STATED EXERCISE :: Output every record below exactly as it appears.

.....

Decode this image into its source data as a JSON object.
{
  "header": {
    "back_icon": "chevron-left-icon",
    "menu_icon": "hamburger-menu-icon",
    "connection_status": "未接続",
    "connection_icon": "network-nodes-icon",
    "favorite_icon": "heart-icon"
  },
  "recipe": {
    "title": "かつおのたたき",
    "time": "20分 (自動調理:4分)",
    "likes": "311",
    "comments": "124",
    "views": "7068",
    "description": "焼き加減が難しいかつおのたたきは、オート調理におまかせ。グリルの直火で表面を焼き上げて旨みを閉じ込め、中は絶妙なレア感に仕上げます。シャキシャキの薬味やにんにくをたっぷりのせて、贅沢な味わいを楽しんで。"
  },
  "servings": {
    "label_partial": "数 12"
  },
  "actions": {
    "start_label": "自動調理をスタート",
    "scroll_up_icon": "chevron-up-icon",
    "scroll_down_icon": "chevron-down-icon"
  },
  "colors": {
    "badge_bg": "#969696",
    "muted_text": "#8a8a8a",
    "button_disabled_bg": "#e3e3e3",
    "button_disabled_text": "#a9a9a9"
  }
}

.....

FINAL ANSWER ::
Decode this image into its source data as a JSON object.
{
  "header": {
    "back_icon": "chevron-left-icon",
    "menu_icon": "hamburger-menu-icon",
    "connection_status": "未接続",
    "connection_icon": "network-nodes-icon",
    "favorite_icon": "heart-icon"
  },
  "recipe": {
    "title": "かつおのたたき",
    "time": "20分 (自動調理:4分)",
    "likes": "311",
    "comments": "124",
    "views": "7068",
    "description": "焼き加減が難しいかつおのたたきは、オート調理におまかせ。グリルの直火で表面を焼き上げて旨みを閉じ込め、中は絶妙なレア感に仕上げます。シャキシャキの薬味やにんにくをたっぷりのせて、贅沢な味わいを楽しんで。"
  },
  "servings": {
    "label_partial": "数 12"
  },
  "actions": {
    "start_label": "自動調理をスタート",
    "scroll_up_icon": "chevron-up-icon",
    "scroll_down_icon": "chevron-down-icon"
  },
  "colors": {
    "badge_bg": "#969696",
    "muted_text": "#8a8a8a",
    "button_disabled_bg": "#e3e3e3",
    "button_disabled_text": "#a9a9a9"
  }
}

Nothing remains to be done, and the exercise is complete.